Count the lines below that contain "Time". Give only the number.

++++ Input material

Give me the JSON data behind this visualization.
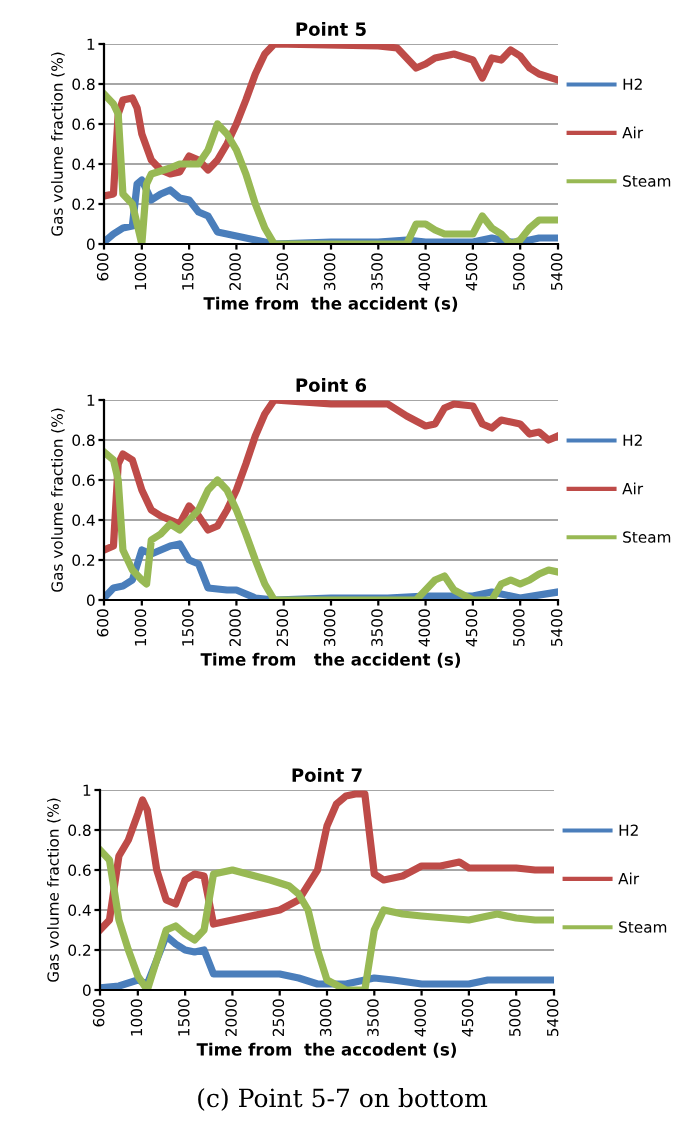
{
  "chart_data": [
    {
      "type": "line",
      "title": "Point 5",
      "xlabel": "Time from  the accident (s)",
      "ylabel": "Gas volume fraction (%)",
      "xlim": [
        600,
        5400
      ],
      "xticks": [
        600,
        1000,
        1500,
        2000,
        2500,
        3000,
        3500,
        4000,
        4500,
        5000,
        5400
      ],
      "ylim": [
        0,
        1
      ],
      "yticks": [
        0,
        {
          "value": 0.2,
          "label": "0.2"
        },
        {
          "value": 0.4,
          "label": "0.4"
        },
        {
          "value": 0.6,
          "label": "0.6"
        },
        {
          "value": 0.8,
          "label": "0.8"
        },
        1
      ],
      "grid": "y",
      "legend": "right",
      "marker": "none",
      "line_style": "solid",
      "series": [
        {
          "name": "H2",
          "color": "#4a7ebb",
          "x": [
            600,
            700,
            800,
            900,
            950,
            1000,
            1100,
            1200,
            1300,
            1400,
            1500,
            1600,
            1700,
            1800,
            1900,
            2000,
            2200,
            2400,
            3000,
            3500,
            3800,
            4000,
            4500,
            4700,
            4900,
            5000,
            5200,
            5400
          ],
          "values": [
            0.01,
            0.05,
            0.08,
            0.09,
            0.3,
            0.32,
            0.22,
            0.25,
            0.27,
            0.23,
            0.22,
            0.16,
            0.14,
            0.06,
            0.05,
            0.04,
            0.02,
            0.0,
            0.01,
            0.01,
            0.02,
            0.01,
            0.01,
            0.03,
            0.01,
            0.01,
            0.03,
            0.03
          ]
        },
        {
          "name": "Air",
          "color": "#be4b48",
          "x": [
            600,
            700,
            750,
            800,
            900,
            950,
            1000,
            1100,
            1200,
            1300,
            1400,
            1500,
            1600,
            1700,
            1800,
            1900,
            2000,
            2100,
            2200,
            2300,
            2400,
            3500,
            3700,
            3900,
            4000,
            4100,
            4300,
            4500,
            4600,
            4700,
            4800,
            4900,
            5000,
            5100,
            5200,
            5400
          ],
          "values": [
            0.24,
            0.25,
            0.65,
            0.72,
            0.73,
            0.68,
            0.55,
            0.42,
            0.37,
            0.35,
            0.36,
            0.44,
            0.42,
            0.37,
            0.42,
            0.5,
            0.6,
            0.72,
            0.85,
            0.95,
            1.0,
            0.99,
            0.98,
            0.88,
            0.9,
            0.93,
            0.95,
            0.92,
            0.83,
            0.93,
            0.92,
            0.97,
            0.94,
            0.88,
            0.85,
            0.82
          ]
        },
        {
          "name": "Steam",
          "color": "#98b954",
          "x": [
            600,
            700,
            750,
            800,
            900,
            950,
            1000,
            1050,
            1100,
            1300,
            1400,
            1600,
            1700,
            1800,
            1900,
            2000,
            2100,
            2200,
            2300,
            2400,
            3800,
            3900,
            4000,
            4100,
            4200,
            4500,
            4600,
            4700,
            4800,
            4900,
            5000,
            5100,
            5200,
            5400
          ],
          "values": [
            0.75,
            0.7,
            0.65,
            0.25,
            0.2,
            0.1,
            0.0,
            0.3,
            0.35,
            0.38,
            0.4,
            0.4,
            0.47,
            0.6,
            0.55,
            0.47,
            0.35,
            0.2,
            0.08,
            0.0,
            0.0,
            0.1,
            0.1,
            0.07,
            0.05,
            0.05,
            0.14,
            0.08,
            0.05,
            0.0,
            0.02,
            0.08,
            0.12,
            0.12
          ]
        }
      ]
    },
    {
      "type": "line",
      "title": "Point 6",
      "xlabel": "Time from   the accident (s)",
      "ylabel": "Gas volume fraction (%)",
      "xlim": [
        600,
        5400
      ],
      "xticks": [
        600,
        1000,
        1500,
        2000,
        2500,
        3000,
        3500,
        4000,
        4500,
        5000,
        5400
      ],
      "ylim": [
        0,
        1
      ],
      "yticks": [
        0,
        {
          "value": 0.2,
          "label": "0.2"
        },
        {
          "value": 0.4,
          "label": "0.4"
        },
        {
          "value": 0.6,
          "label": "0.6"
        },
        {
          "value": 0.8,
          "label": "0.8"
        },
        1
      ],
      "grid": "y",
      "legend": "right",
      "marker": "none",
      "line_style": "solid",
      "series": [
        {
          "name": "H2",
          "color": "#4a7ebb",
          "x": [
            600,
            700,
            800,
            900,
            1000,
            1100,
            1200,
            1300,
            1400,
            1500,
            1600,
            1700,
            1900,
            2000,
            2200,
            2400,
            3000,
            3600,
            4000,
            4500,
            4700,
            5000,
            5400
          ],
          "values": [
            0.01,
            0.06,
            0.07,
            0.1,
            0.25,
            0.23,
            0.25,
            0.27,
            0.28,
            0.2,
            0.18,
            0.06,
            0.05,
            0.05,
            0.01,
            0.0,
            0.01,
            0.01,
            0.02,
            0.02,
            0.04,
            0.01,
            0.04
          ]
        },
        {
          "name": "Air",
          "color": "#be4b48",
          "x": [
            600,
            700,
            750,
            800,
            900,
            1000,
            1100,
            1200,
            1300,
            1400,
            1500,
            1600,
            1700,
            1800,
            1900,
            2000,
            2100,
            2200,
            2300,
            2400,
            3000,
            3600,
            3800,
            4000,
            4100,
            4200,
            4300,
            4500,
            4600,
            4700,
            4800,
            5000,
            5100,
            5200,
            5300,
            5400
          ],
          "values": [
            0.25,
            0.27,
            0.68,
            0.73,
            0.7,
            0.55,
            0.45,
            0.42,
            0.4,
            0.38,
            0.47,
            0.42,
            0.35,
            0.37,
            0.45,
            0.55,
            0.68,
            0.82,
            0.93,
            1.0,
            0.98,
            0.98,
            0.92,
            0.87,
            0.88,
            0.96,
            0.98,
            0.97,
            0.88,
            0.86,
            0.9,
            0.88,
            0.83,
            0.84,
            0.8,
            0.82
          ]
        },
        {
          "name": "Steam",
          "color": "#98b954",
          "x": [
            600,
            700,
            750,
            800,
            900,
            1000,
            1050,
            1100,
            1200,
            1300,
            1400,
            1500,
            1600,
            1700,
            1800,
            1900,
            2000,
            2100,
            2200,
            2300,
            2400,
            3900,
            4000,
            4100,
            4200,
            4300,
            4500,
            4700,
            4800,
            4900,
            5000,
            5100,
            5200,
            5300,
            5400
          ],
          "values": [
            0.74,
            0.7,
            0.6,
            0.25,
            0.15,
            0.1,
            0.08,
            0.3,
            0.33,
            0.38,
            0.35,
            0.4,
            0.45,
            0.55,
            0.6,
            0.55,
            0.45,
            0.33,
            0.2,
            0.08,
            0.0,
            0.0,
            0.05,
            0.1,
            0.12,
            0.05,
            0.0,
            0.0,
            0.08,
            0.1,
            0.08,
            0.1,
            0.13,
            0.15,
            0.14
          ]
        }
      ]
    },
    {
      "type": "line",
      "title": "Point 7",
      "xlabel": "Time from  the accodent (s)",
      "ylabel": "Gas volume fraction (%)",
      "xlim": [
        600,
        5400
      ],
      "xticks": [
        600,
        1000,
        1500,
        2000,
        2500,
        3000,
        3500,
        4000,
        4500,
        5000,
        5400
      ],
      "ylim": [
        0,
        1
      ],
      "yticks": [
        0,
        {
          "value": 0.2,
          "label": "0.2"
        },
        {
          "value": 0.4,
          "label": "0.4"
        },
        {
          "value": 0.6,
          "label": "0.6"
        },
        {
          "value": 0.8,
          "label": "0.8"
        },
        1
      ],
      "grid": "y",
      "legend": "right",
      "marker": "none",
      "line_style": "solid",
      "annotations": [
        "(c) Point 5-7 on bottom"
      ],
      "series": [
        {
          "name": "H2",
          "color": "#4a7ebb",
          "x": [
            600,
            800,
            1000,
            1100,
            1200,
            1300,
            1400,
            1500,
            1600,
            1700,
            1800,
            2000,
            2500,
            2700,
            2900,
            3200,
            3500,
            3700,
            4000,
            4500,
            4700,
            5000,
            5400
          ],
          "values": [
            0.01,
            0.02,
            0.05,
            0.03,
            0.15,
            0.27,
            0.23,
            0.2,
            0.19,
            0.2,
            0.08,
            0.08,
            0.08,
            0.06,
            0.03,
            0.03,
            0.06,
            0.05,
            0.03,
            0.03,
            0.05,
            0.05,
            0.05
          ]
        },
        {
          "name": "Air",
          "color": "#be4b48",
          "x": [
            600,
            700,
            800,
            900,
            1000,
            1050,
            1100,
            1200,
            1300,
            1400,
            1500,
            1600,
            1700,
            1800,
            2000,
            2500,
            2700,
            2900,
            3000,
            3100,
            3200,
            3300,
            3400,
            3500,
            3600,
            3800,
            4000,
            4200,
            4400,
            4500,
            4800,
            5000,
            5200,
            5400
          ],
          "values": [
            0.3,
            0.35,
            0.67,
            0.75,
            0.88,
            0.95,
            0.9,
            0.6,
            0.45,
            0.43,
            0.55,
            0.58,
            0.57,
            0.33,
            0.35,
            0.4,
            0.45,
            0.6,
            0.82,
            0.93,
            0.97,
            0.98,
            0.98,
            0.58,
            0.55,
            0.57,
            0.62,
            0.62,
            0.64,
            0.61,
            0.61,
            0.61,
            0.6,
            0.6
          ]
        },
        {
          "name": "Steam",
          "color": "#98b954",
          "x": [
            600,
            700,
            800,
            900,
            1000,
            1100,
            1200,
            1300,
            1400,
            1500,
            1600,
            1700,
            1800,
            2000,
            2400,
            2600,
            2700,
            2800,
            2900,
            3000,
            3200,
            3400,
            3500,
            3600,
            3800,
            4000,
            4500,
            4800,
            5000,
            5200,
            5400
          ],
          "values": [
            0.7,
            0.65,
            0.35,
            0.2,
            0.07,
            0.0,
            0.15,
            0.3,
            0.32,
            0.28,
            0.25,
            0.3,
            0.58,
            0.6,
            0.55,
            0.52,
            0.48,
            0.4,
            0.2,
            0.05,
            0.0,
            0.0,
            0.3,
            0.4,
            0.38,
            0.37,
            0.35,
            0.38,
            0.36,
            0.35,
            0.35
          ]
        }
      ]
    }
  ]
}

++++++++

◆ Finished exercise ◆
3